> **What needs to be done**: Using the listing below, report all lines holding the word "color".

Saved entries
## begin
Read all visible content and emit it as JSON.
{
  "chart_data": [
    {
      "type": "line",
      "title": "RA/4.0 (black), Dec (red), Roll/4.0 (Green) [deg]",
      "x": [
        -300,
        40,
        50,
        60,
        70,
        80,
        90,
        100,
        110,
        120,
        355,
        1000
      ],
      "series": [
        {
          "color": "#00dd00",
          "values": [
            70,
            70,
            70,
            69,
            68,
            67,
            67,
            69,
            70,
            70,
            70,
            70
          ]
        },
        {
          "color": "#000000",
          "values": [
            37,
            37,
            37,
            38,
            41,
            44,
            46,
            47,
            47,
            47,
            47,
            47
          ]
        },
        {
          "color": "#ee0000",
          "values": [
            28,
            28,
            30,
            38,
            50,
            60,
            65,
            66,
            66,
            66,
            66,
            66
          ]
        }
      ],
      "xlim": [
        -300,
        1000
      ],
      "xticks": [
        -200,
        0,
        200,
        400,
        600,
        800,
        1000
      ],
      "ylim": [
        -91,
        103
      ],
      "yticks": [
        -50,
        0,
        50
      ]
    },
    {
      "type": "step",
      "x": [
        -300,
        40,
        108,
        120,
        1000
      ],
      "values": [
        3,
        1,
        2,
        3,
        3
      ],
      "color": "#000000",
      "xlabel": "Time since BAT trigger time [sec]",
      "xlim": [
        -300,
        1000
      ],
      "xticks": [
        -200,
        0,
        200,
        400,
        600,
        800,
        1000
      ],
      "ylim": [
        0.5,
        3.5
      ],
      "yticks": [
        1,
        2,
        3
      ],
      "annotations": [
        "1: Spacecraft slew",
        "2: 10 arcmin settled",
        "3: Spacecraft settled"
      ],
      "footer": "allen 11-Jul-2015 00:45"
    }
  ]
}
## end
> **The output**:
          "color": "#00dd00",
          "color": "#000000",
          "color": "#ee0000",
      "color": "#000000",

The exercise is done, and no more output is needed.